> THE EXERCISE: Gather every line from the entries below that includes "content".

> Dataset listings of figures:
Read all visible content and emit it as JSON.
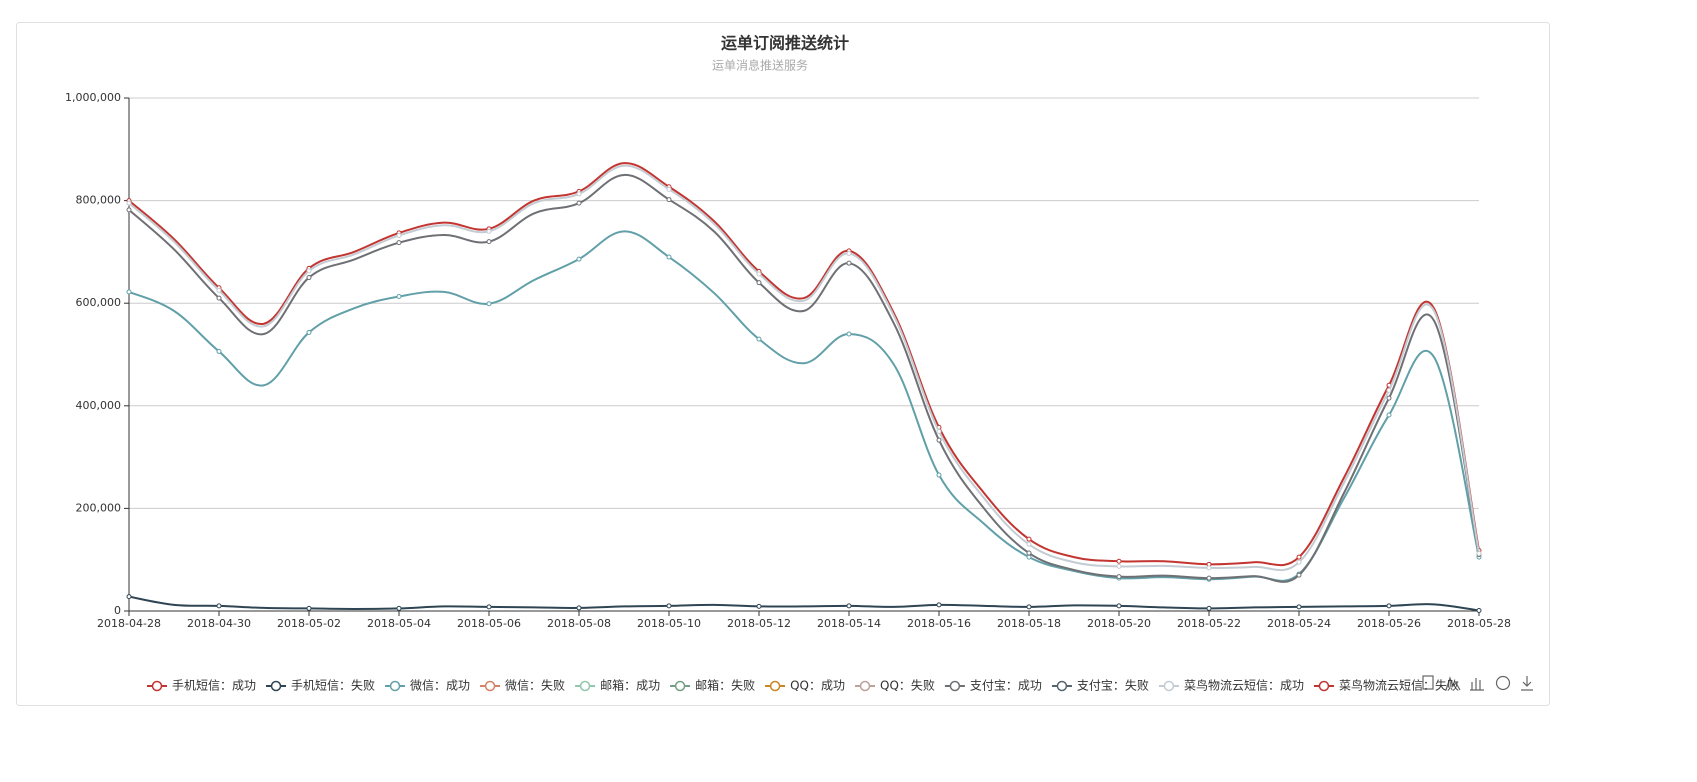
{
  "chart_data": {
    "type": "line",
    "title": "运单订阅推送统计",
    "subtitle": "运单消息推送服务",
    "categories": [
      "2018-04-28",
      null,
      "2018-04-30",
      null,
      "2018-05-02",
      null,
      "2018-05-04",
      null,
      "2018-05-06",
      null,
      "2018-05-08",
      null,
      "2018-05-10",
      null,
      "2018-05-12",
      null,
      "2018-05-14",
      null,
      "2018-05-16",
      null,
      "2018-05-18",
      null,
      "2018-05-20",
      null,
      "2018-05-22",
      null,
      "2018-05-24",
      null,
      "2018-05-26",
      null,
      "2018-05-28"
    ],
    "ylim": [
      0,
      1000000
    ],
    "yticks": [
      0,
      {
        "value": 200000,
        "label": "200,000"
      },
      {
        "value": 400000,
        "label": "400,000"
      },
      {
        "value": 600000,
        "label": "600,000"
      },
      {
        "value": 800000,
        "label": "800,000"
      },
      {
        "value": 1000000,
        "label": "1,000,000"
      }
    ],
    "grid": true,
    "legend_position": "bottom",
    "series": [
      {
        "name": "手机短信：成功",
        "color": "#c23531",
        "values": [
          800000,
          725000,
          630000,
          560000,
          668000,
          700000,
          737000,
          757000,
          745000,
          800000,
          818000,
          873000,
          827000,
          760000,
          662000,
          610000,
          702000,
          580000,
          358000,
          230000,
          140000,
          105000,
          97000,
          97000,
          91000,
          95000,
          105000,
          260000,
          440000,
          590000,
          118000
        ]
      },
      {
        "name": "手机短信：失败",
        "color": "#2f4554",
        "values": [
          28000,
          12000,
          10000,
          6000,
          5000,
          4000,
          5000,
          9000,
          8000,
          7000,
          6000,
          9000,
          10000,
          12000,
          9000,
          9000,
          10000,
          8000,
          12000,
          10000,
          8000,
          11000,
          10000,
          7000,
          5000,
          7000,
          8000,
          9000,
          10000,
          13000,
          1000
        ]
      },
      {
        "name": "微信：成功",
        "color": "#61a0a8",
        "values": [
          622000,
          585000,
          506000,
          440000,
          543000,
          590000,
          613000,
          622000,
          599000,
          645000,
          686000,
          740000,
          690000,
          620000,
          530000,
          483000,
          540000,
          480000,
          265000,
          170000,
          105000,
          78000,
          64000,
          66000,
          62000,
          67000,
          72000,
          220000,
          382000,
          495000,
          105000
        ]
      },
      {
        "name": "微信：失败",
        "color": "#d48265",
        "values": [
          null,
          null,
          null,
          null,
          null,
          null,
          null,
          null,
          null,
          null,
          null,
          null,
          null,
          null,
          null,
          null,
          null,
          null,
          null,
          null,
          null,
          null,
          null,
          null,
          null,
          null,
          null,
          null,
          null,
          null,
          null
        ]
      },
      {
        "name": "邮箱：成功",
        "color": "#91c7ae",
        "values": [
          null,
          null,
          null,
          null,
          null,
          null,
          null,
          null,
          null,
          null,
          null,
          null,
          null,
          null,
          null,
          null,
          null,
          null,
          null,
          null,
          null,
          null,
          null,
          null,
          null,
          null,
          null,
          null,
          null,
          null,
          null
        ]
      },
      {
        "name": "邮箱：失败",
        "color": "#749f83",
        "values": [
          null,
          null,
          null,
          null,
          null,
          null,
          null,
          null,
          null,
          null,
          null,
          null,
          null,
          null,
          null,
          null,
          null,
          null,
          null,
          null,
          null,
          null,
          null,
          null,
          null,
          null,
          null,
          null,
          null,
          null,
          null
        ]
      },
      {
        "name": "QQ：成功",
        "color": "#ca8622",
        "values": [
          null,
          null,
          null,
          null,
          null,
          null,
          null,
          null,
          null,
          null,
          null,
          null,
          null,
          null,
          null,
          null,
          null,
          null,
          null,
          null,
          null,
          null,
          null,
          null,
          null,
          null,
          null,
          null,
          null,
          null,
          null
        ]
      },
      {
        "name": "QQ：失败",
        "color": "#bda29a",
        "values": [
          null,
          null,
          null,
          null,
          null,
          null,
          null,
          null,
          null,
          null,
          null,
          null,
          null,
          null,
          null,
          null,
          null,
          null,
          null,
          null,
          null,
          null,
          null,
          null,
          null,
          null,
          null,
          null,
          null,
          null,
          null
        ]
      },
      {
        "name": "支付宝：成功",
        "color": "#6e7074",
        "values": [
          782000,
          705000,
          610000,
          540000,
          650000,
          685000,
          718000,
          733000,
          720000,
          775000,
          795000,
          850000,
          802000,
          740000,
          640000,
          585000,
          678000,
          560000,
          333000,
          200000,
          113000,
          80000,
          67000,
          69000,
          64000,
          68000,
          70000,
          230000,
          415000,
          566000,
          110000
        ]
      },
      {
        "name": "支付宝：失败",
        "color": "#546570",
        "values": [
          null,
          null,
          null,
          null,
          null,
          null,
          null,
          null,
          null,
          null,
          null,
          null,
          null,
          null,
          null,
          null,
          null,
          null,
          null,
          null,
          null,
          null,
          null,
          null,
          null,
          null,
          null,
          null,
          null,
          null,
          null
        ]
      },
      {
        "name": "菜鸟物流云短信：成功",
        "color": "#c4ccd3",
        "values": [
          795000,
          720000,
          625000,
          555000,
          663000,
          695000,
          732000,
          752000,
          740000,
          795000,
          813000,
          868000,
          822000,
          755000,
          657000,
          605000,
          697000,
          575000,
          350000,
          220000,
          130000,
          95000,
          87000,
          88000,
          84000,
          86000,
          95000,
          250000,
          430000,
          585000,
          112000
        ]
      },
      {
        "name": "菜鸟物流云短信：失败",
        "color": "#c23531",
        "values": [
          null,
          null,
          null,
          null,
          null,
          null,
          null,
          null,
          null,
          null,
          null,
          null,
          null,
          null,
          null,
          null,
          null,
          null,
          null,
          null,
          null,
          null,
          null,
          null,
          null,
          null,
          null,
          null,
          null,
          null,
          null
        ]
      }
    ]
  }
}
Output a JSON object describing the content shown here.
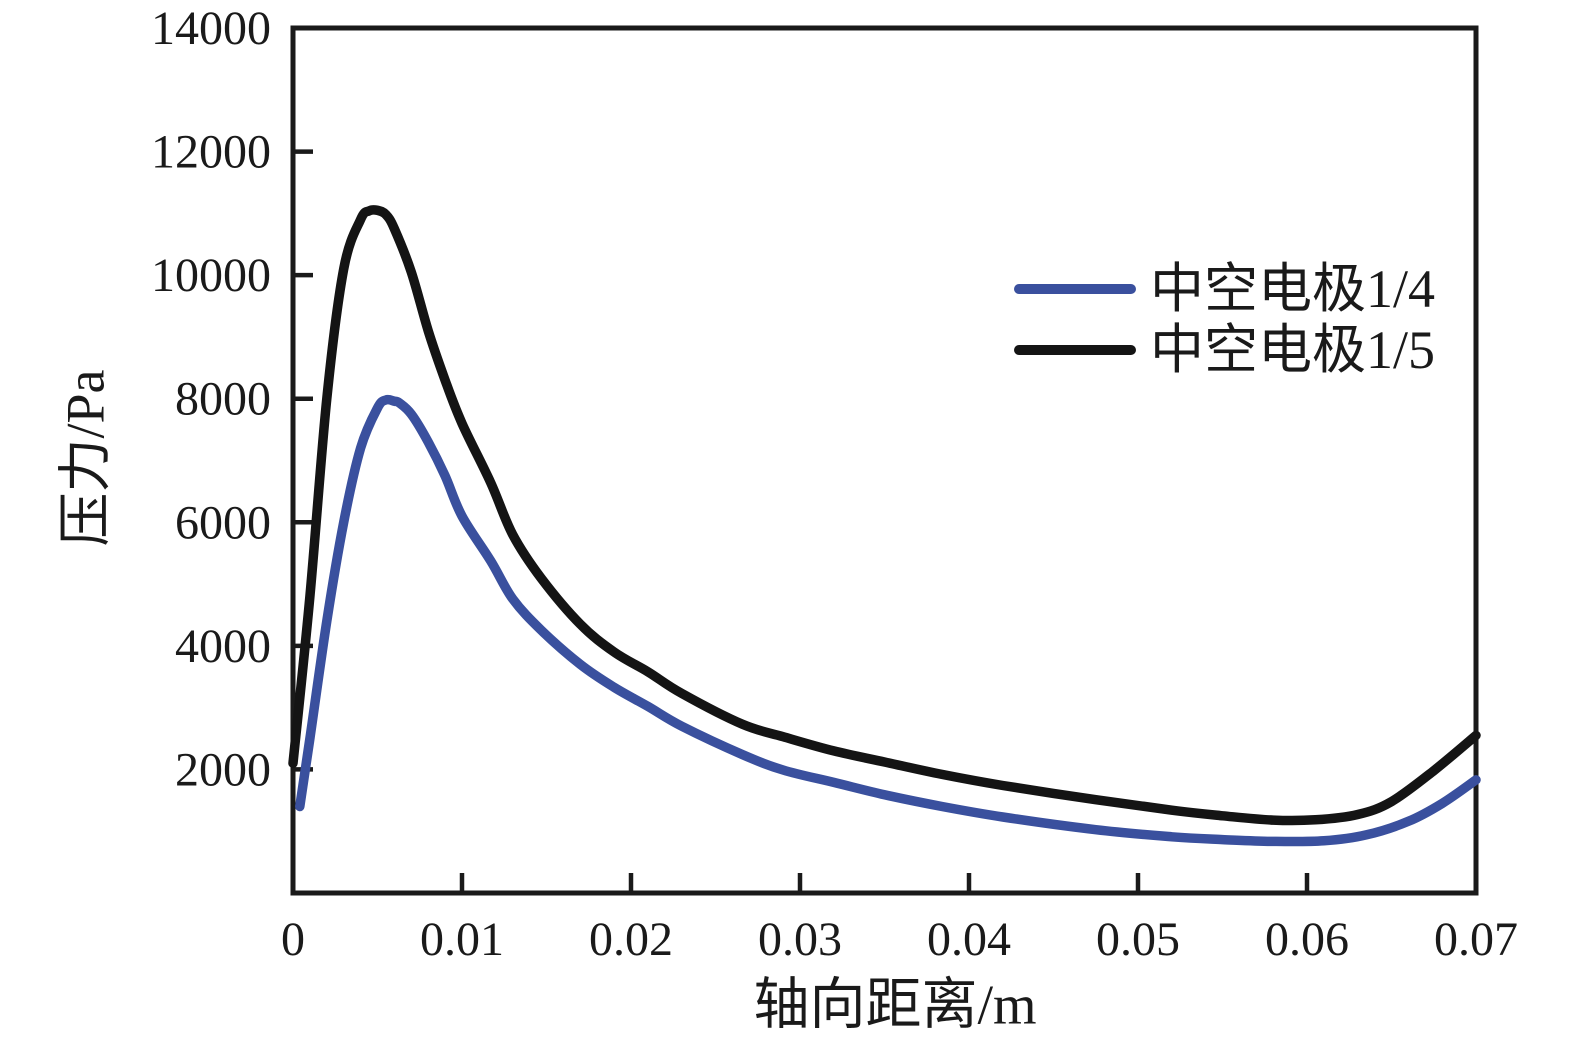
{
  "figure": {
    "background": "#ffffff",
    "axis_color": "#1a1a1a",
    "text_color": "#1a1a1a"
  },
  "chart_data": {
    "type": "line",
    "title": "",
    "xlabel": "轴向距离/m",
    "ylabel": "压力/Pa",
    "xlim": [
      0,
      0.07
    ],
    "ylim": [
      0,
      14000
    ],
    "grid": false,
    "legend_position": "upper-right-inside",
    "x_ticks": [
      0,
      0.01,
      0.02,
      0.03,
      0.04,
      0.05,
      0.06,
      0.07
    ],
    "x_tick_labels": [
      "0",
      "0.01",
      "0.02",
      "0.03",
      "0.04",
      "0.05",
      "0.06",
      "0.07"
    ],
    "y_ticks": [
      2000,
      4000,
      6000,
      8000,
      10000,
      12000,
      14000
    ],
    "y_tick_labels": [
      "2000",
      "4000",
      "6000",
      "8000",
      "10000",
      "12000",
      "14000"
    ],
    "series": [
      {
        "name": "中空电极1/4",
        "color": "#3a509e",
        "line_width": 9.5,
        "x": [
          0.0004,
          0.001,
          0.002,
          0.003,
          0.004,
          0.005,
          0.0055,
          0.006,
          0.0063,
          0.007,
          0.008,
          0.009,
          0.01,
          0.0117,
          0.013,
          0.0147,
          0.017,
          0.019,
          0.021,
          0.023,
          0.0266,
          0.029,
          0.032,
          0.035,
          0.0384,
          0.042,
          0.0475,
          0.052,
          0.055,
          0.058,
          0.061,
          0.0635,
          0.066,
          0.068,
          0.07
        ],
        "values": [
          1400,
          2500,
          4400,
          6000,
          7200,
          7850,
          7980,
          7960,
          7930,
          7750,
          7300,
          6750,
          6100,
          5375,
          4760,
          4250,
          3700,
          3330,
          3020,
          2700,
          2240,
          1990,
          1790,
          1590,
          1400,
          1230,
          1025,
          910,
          865,
          835,
          845,
          940,
          1160,
          1450,
          1830
        ]
      },
      {
        "name": "中空电极1/5",
        "color": "#141414",
        "line_width": 9.5,
        "x": [
          0,
          0.001,
          0.002,
          0.003,
          0.004,
          0.0045,
          0.005,
          0.0055,
          0.006,
          0.007,
          0.008,
          0.009,
          0.01,
          0.0117,
          0.013,
          0.0147,
          0.017,
          0.019,
          0.021,
          0.023,
          0.0266,
          0.029,
          0.032,
          0.035,
          0.0384,
          0.042,
          0.0475,
          0.052,
          0.055,
          0.058,
          0.0605,
          0.063,
          0.065,
          0.0675,
          0.07
        ],
        "values": [
          2100,
          4800,
          8000,
          10100,
          10900,
          11040,
          11050,
          10980,
          10750,
          10050,
          9100,
          8300,
          7600,
          6640,
          5800,
          5090,
          4350,
          3900,
          3580,
          3230,
          2730,
          2530,
          2300,
          2120,
          1920,
          1740,
          1510,
          1340,
          1250,
          1180,
          1185,
          1270,
          1480,
          1980,
          2550
        ]
      }
    ]
  }
}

> EXERCISE SOLUTION:
Read all visible content and emit it as JSON.
Output a JSON object describing the content shown here.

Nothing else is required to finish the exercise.